Problem to work on
Quote the records that follow in full, leaving the pictures out.

===============

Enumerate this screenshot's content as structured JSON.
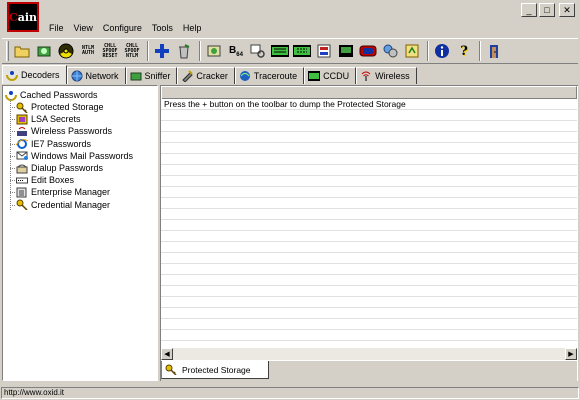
{
  "app": {
    "logo_text": "ain",
    "logo_prefix": "C"
  },
  "window_buttons": {
    "minimize": "_",
    "maximize": "□",
    "close": "✕"
  },
  "menu": [
    "File",
    "View",
    "Configure",
    "Tools",
    "Help"
  ],
  "toolbar": {
    "ntlm_auth": [
      "NTLM",
      "AUTH"
    ],
    "chall_spoof_reset": [
      "CHLL",
      "SPOOF",
      "RESET"
    ],
    "chall_spoof_ntlm": [
      "CHLL",
      "SPOOF",
      "NTLM"
    ],
    "base64_label": "B",
    "base64_sub": "64"
  },
  "tabs": [
    {
      "label": "Decoders",
      "icon": "decoder-icon"
    },
    {
      "label": "Network",
      "icon": "network-icon"
    },
    {
      "label": "Sniffer",
      "icon": "sniffer-icon"
    },
    {
      "label": "Cracker",
      "icon": "cracker-icon"
    },
    {
      "label": "Traceroute",
      "icon": "traceroute-icon"
    },
    {
      "label": "CCDU",
      "icon": "ccdu-icon"
    },
    {
      "label": "Wireless",
      "icon": "wireless-icon"
    }
  ],
  "tree": {
    "root": "Cached Passwords",
    "items": [
      "Protected Storage",
      "LSA Secrets",
      "Wireless Passwords",
      "IE7 Passwords",
      "Windows Mail Passwords",
      "Dialup Passwords",
      "Edit Boxes",
      "Enterprise Manager",
      "Credential Manager"
    ]
  },
  "content": {
    "message": "Press the + button on the toolbar to dump the Protected Storage"
  },
  "bottom_tab": {
    "label": "Protected Storage"
  },
  "status": {
    "text": "http://www.oxid.it"
  },
  "colors": {
    "accent_blue": "#000080",
    "logo_red": "#c00000",
    "face": "#d4d0c8"
  }
}
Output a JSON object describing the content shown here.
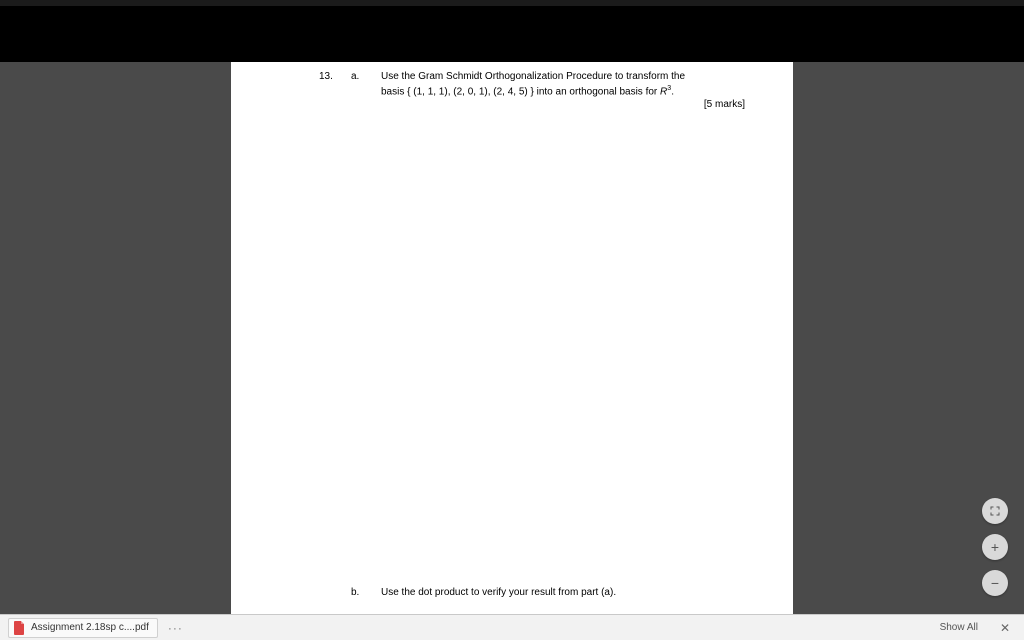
{
  "document": {
    "question_number": "13.",
    "parts": {
      "a": {
        "label": "a.",
        "line1": "Use the Gram Schmidt Orthogonalization Procedure to transform the",
        "line2_prefix": "basis { (1, 1, 1), (2, 0, 1), (2, 4, 5) } into an orthogonal basis for ",
        "line2_space_sym": "R",
        "line2_space_exp": "3",
        "line2_suffix": ".",
        "marks": "[5 marks]"
      },
      "b": {
        "label": "b.",
        "text": "Use the dot product to verify your result from part (a)."
      }
    }
  },
  "viewer_controls": {
    "fit": "Fit to page",
    "zoom_in": "+",
    "zoom_out": "−"
  },
  "download_bar": {
    "filename": "Assignment 2.18sp c....pdf",
    "more": "···",
    "show_all": "Show All",
    "close": "✕"
  }
}
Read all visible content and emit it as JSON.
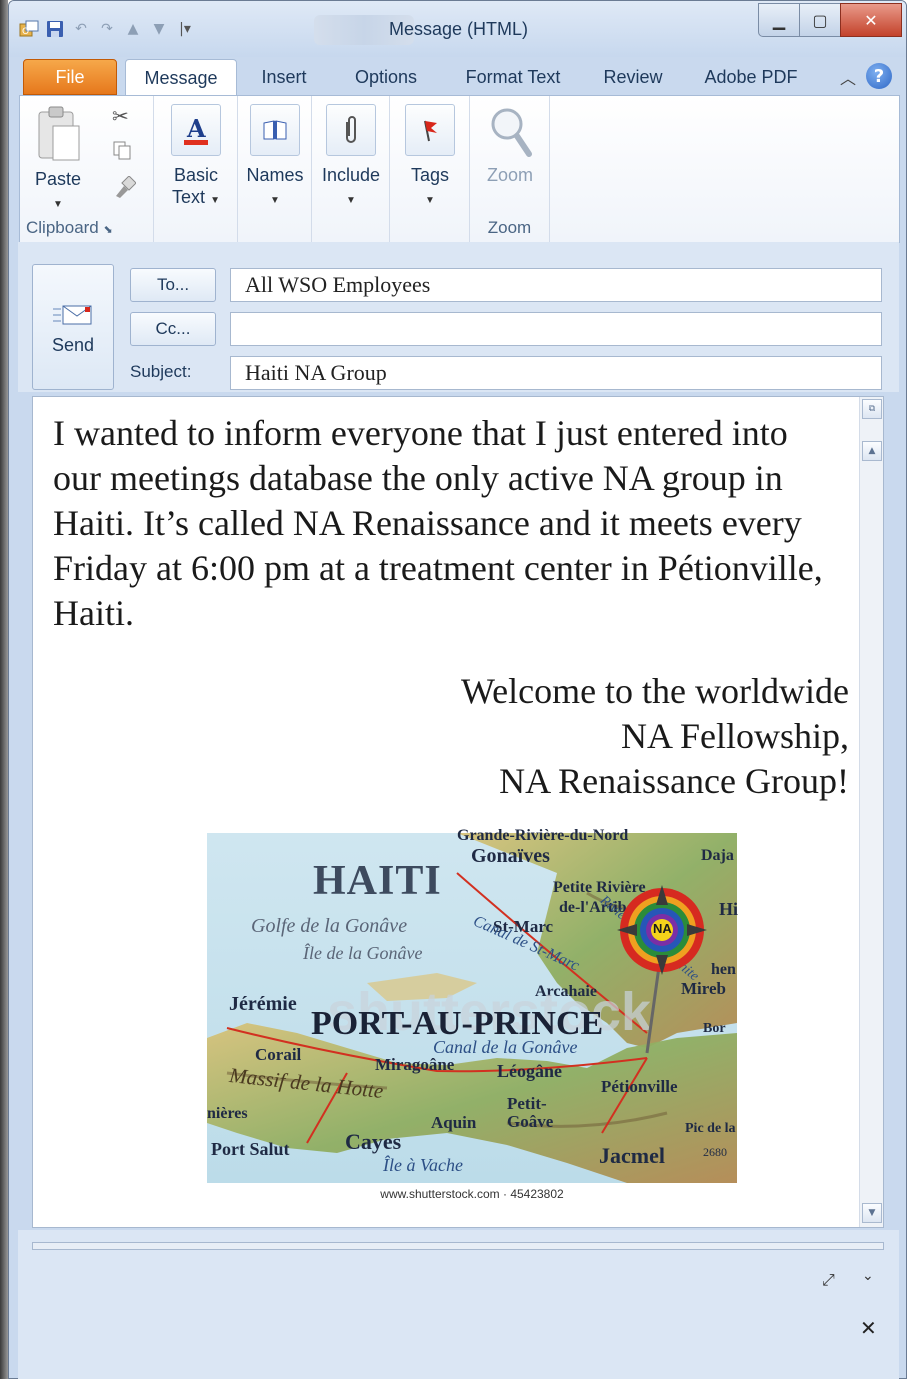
{
  "window": {
    "title": "Message (HTML)",
    "minimize_glyph": "▁",
    "maximize_glyph": "▢",
    "close_glyph": "✕"
  },
  "tabs": {
    "file": "File",
    "message": "Message",
    "insert": "Insert",
    "options": "Options",
    "format_text": "Format Text",
    "review": "Review",
    "adobe_pdf": "Adobe PDF",
    "help_glyph": "?"
  },
  "ribbon": {
    "paste": "Paste",
    "clipboard": "Clipboard",
    "basic_text_line1": "Basic",
    "basic_text_line2": "Text",
    "names": "Names",
    "include": "Include",
    "tags": "Tags",
    "zoom_button": "Zoom",
    "zoom_group": "Zoom"
  },
  "compose": {
    "send": "Send",
    "to_button": "To...",
    "cc_button": "Cc...",
    "subject_label": "Subject:",
    "to_value": "All WSO Employees",
    "cc_value": "",
    "subject_value": "Haiti NA Group"
  },
  "body": {
    "paragraph": "I wanted to inform everyone that I just entered into our meetings database the only active NA group in Haiti. It’s called NA Renaissance and it meets every Friday at 6:00 pm at a treatment center in Pétionville, Haiti.",
    "signoff_1": "Welcome to the worldwide",
    "signoff_2": "NA Fellowship,",
    "signoff_3": "NA Renaissance Group!"
  },
  "map": {
    "title": "HAITI",
    "capital": "PORT-AU-PRINCE",
    "watermark": "shutterstock",
    "labels": {
      "grande_riviere": "Grande-Rivière-du-Nord",
      "gonaives": "Gonaïves",
      "daja": "Daja",
      "petite_riviere": "Petite Rivière",
      "de_l_artibonite": "de-l'Artibonite",
      "golfe": "Golfe de la Gonâve",
      "ile_gonave": "Île de la Gonâve",
      "st_marc": "St-Marc",
      "canal_st_marc": "Canal de St-Marc",
      "riviere_artibonite": "Rivière de l'Artibonite",
      "hi": "Hi",
      "hen": "hen",
      "mirb": "Mireb",
      "arcahaie": "Arcahaie",
      "jeremie": "Jérémie",
      "bor": "Bor",
      "corail": "Corail",
      "miragoane": "Miragoâne",
      "canal_gonave": "Canal de la Gonâve",
      "massif": "Massif de la Hotte",
      "leogane": "Léogâne",
      "petionville": "Pétionville",
      "petit_goave": "Petit-Goâve",
      "aquin": "Aquin",
      "anieres": "nières",
      "port_salut": "Port Salut",
      "cayes": "Cayes",
      "ile_vache": "Île à Vache",
      "jacmel": "Jacmel",
      "pic": "Pic de la",
      "elev": "2680",
      "na_logo": "NA"
    },
    "caption": "www.shutterstock.com · 45423802"
  },
  "icons": {
    "qat_save": "save-icon",
    "qat_undo": "undo-icon",
    "qat_redo": "redo-icon"
  }
}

===============

Reply to the task
Enumerate this screenshot's content as structured JSON.
{
  "app": {
    "logo_text": "ain",
    "logo_prefix": "C"
  },
  "window_buttons": {
    "minimize": "_",
    "maximize": "□",
    "close": "✕"
  },
  "menu": [
    "File",
    "View",
    "Configure",
    "Tools",
    "Help"
  ],
  "toolbar": {
    "ntlm_auth": [
      "NTLM",
      "AUTH"
    ],
    "chall_spoof_reset": [
      "CHLL",
      "SPOOF",
      "RESET"
    ],
    "chall_spoof_ntlm": [
      "CHLL",
      "SPOOF",
      "NTLM"
    ],
    "base64_label": "B",
    "base64_sub": "64"
  },
  "tabs": [
    {
      "label": "Decoders",
      "icon": "decoder-icon"
    },
    {
      "label": "Network",
      "icon": "network-icon"
    },
    {
      "label": "Sniffer",
      "icon": "sniffer-icon"
    },
    {
      "label": "Cracker",
      "icon": "cracker-icon"
    },
    {
      "label": "Traceroute",
      "icon": "traceroute-icon"
    },
    {
      "label": "CCDU",
      "icon": "ccdu-icon"
    },
    {
      "label": "Wireless",
      "icon": "wireless-icon"
    }
  ],
  "tree": {
    "root": "Cached Passwords",
    "items": [
      "Protected Storage",
      "LSA Secrets",
      "Wireless Passwords",
      "IE7 Passwords",
      "Windows Mail Passwords",
      "Dialup Passwords",
      "Edit Boxes",
      "Enterprise Manager",
      "Credential Manager"
    ]
  },
  "content": {
    "message": "Press the + button on the toolbar to dump the Protected Storage"
  },
  "bottom_tab": {
    "label": "Protected Storage"
  },
  "status": {
    "text": "http://www.oxid.it"
  },
  "colors": {
    "accent_blue": "#000080",
    "logo_red": "#c00000",
    "face": "#d4d0c8"
  }
}
Output a JSON object describing the content shown here.
{
  "document": {
    "question_number": "13.",
    "parts": {
      "a": {
        "label": "a.",
        "line1": "Use the Gram Schmidt Orthogonalization Procedure to transform the",
        "line2_prefix": "basis { (1, 1, 1), (2, 0, 1), (2, 4, 5) } into an orthogonal basis for ",
        "line2_space_sym": "R",
        "line2_space_exp": "3",
        "line2_suffix": ".",
        "marks": "[5 marks]"
      },
      "b": {
        "label": "b.",
        "text": "Use the dot product to verify your result from part (a)."
      }
    }
  },
  "viewer_controls": {
    "fit": "Fit to page",
    "zoom_in": "+",
    "zoom_out": "−"
  },
  "download_bar": {
    "filename": "Assignment 2.18sp c....pdf",
    "more": "···",
    "show_all": "Show All",
    "close": "✕"
  }
}
Read all visible content and emit it as JSON.
{
  "window": {
    "title": "Message (HTML)",
    "minimize_glyph": "▁",
    "maximize_glyph": "▢",
    "close_glyph": "✕"
  },
  "tabs": {
    "file": "File",
    "message": "Message",
    "insert": "Insert",
    "options": "Options",
    "format_text": "Format Text",
    "review": "Review",
    "adobe_pdf": "Adobe PDF",
    "help_glyph": "?"
  },
  "ribbon": {
    "paste": "Paste",
    "clipboard": "Clipboard",
    "basic_text_line1": "Basic",
    "basic_text_line2": "Text",
    "names": "Names",
    "include": "Include",
    "tags": "Tags",
    "zoom_button": "Zoom",
    "zoom_group": "Zoom"
  },
  "compose": {
    "send": "Send",
    "to_button": "To...",
    "cc_button": "Cc...",
    "subject_label": "Subject:",
    "to_value": "All WSO Employees",
    "cc_value": "",
    "subject_value": "Haiti NA Group"
  },
  "body": {
    "paragraph": "I wanted to inform everyone that I just entered into our meetings database the only active NA group in Haiti. It’s called NA Renaissance and it meets every Friday at 6:00 pm at a treatment center in Pétionville, Haiti.",
    "signoff_1": "Welcome to the worldwide",
    "signoff_2": "NA Fellowship,",
    "signoff_3": "NA Renaissance Group!"
  },
  "map": {
    "title": "HAITI",
    "capital": "PORT-AU-PRINCE",
    "watermark": "shutterstock",
    "labels": {
      "grande_riviere": "Grande-Rivière-du-Nord",
      "gonaives": "Gonaïves",
      "daja": "Daja",
      "petite_riviere": "Petite Rivière",
      "de_l_artibonite": "de-l'Artibonite",
      "golfe": "Golfe de la Gonâve",
      "ile_gonave": "Île de la Gonâve",
      "st_marc": "St-Marc",
      "canal_st_marc": "Canal de St-Marc",
      "riviere_artibonite": "Rivière de l'Artibonite",
      "hi": "Hi",
      "hen": "hen",
      "mirb": "Mireb",
      "arcahaie": "Arcahaie",
      "jeremie": "Jérémie",
      "bor": "Bor",
      "corail": "Corail",
      "miragoane": "Miragoâne",
      "canal_gonave": "Canal de la Gonâve",
      "massif": "Massif de la Hotte",
      "leogane": "Léogâne",
      "petionville": "Pétionville",
      "petit_goave": "Petit-Goâve",
      "aquin": "Aquin",
      "anieres": "nières",
      "port_salut": "Port Salut",
      "cayes": "Cayes",
      "ile_vache": "Île à Vache",
      "jacmel": "Jacmel",
      "pic": "Pic de la",
      "elev": "2680",
      "na_logo": "NA"
    },
    "caption": "www.shutterstock.com · 45423802"
  },
  "icons": {
    "qat_save": "save-icon",
    "qat_undo": "undo-icon",
    "qat_redo": "redo-icon"
  }
}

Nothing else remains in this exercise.